_Texte source:_
§ §
Texte intégral
BRUCE TOUSSAINT
Il est 8 h 17 sur I TELE, voici donc la suite de cette édition spéciale consacrée au premier tour des élections départementales avec Jean-Marie LE GUEN, secrétaire d'Etat chargé des Relations avec le Parlement. Bonjour…
JEAN-MARIE LE GUEN
Bonjour Bruce TOUSSAINT, bonjour.
BRUCE TOUSSAINT
Merci d'être avec nous pour décrypter, comprendre ce qui s'est passé hier à l'occasion de ce premier tour. Combien de cantons perdus, officiellement, par le gauche ce matin ?
JEAN-MARIE LE GUEN
Il y a à peu près 524 cantons où nous ne serons pas présents au second tour, très souvent – ou la plupart du temps d'ailleurs – parce que nous étions en état de division et que nous n'avons pu nous maintenir sur le second tour et je dois même préciser que sur ces 520 cantons il y en avait peut-être une centaine que nous aurions pu gagner au deuxième tour si nous avions été qualifiés et, par la division, nous avons été éliminés au premier tour.
BRUCE TOUSSAINT
Concrètement, on a...
JEAN-MARIE LE GUEN
Sur plus de 2.000 !
BRUCE TOUSSAINT
Voilà ! Concrètement, on sait déjà qu'il y a quasiment une dizaine de départements qui sont d'ores et déjà perdus par la gauche. Voici les dernières estimations IFOP – FIDUCIAL…
JEAN-MARIE LE GUEN
Oui ! C'était des départements où des fois on avait un canton d'avance, etc., enfin je veux dire il y a un côté un peu mécanique dans cette affaire.
BRUCE TOUSSAINT
Oui ! Enfin il y a des bastions - et ça c'est dur aussi pour vous ce matin – le Nord, le Nord qui depuis 1998 était à gauche, ça c'est perdu ?
§ §
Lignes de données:
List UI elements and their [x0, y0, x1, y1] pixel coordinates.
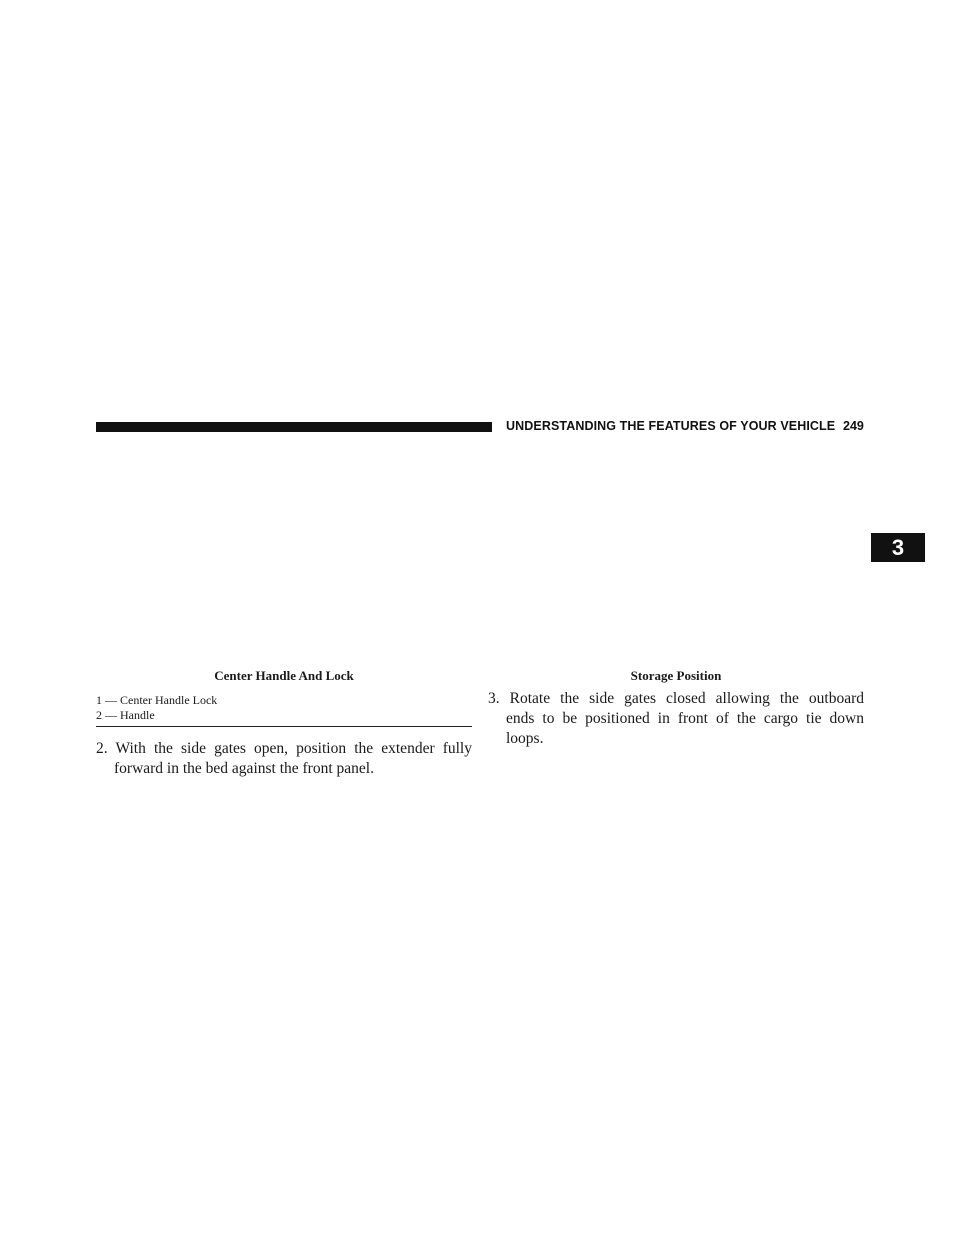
step-3-line: ends to be positioned in front of the cargo tie down — [506, 710, 864, 727]
step-3-line: loops. — [506, 730, 544, 747]
page-number: 249 — [843, 419, 864, 433]
figure-caption-storage-position: Storage Position — [630, 668, 722, 683]
step-2-line: forward in the bed against the front panel. — [114, 760, 374, 777]
legend-divider — [96, 726, 472, 727]
instruction-step-3 — [488, 689, 864, 749]
figure-legend — [96, 693, 472, 723]
section-title: UNDERSTANDING THE FEATURES OF YOUR VEHICLE — [506, 419, 836, 433]
legend-item-2: 2 — Handle — [96, 708, 155, 722]
step-2-line: 2. With the side gates open, position the extender fully — [96, 740, 472, 757]
step-3-line: 3. Rotate the side gates closed allowing the outboard — [488, 690, 864, 707]
header-rule — [96, 422, 492, 432]
instruction-step-2 — [96, 739, 472, 779]
figure-caption-center-handle: Center Handle And Lock — [214, 668, 354, 683]
chapter-tab[interactable]: 3 — [871, 533, 925, 562]
legend-item-1: 1 — Center Handle Lock — [96, 693, 218, 707]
§ §
_Consignes:_
[1] Indiquez si chacune des affirmations suivantes concorde avec l'entretien, en répondant par oui ou par non et en citant les mots décisifs : (a) Jean-Marie Le Guen est secrétaire d'État chargé des Relations avec le Parlement ; (b) le Nord est à gauche depuis 2008 ; (c) l'édition spéciale porte sur le second tour des élections départementales.
[2] D'après Bruce Toussaint dans l'entretien, combien de départements environ sont d'ores et déjà perdus par la gauche ?
[3] Recopiez le passage de l'entretien qui commence aux mots « Texte intégral » et se termine après « Bruce TOUSSAINT, bonjour. ».
Les entrées qui précèdent n'ont aucun rapport avec l'entretien.

_Corrigé:_
[1]
(a) Oui : « Jean-Marie LE GUEN, secrétaire d'Etat chargé des Relations avec le Parlement ».
(b) Non : « le Nord qui depuis 1998 était à gauche ».
(c) Non : « édition spéciale consacrée au premier tour des élections départementales ».

[2] Quasiment une dizaine de départements.

[3]
Texte intégral
BRUCE TOUSSAINT
Il est 8 h 17 sur I TELE, voici donc la suite de cette édition spéciale consacrée au premier tour des élections départementales avec Jean-Marie LE GUEN, secrétaire d'Etat chargé des Relations avec le Parlement. Bonjour…
JEAN-MARIE LE GUEN
Bonjour Bruce TOUSSAINT, bonjour.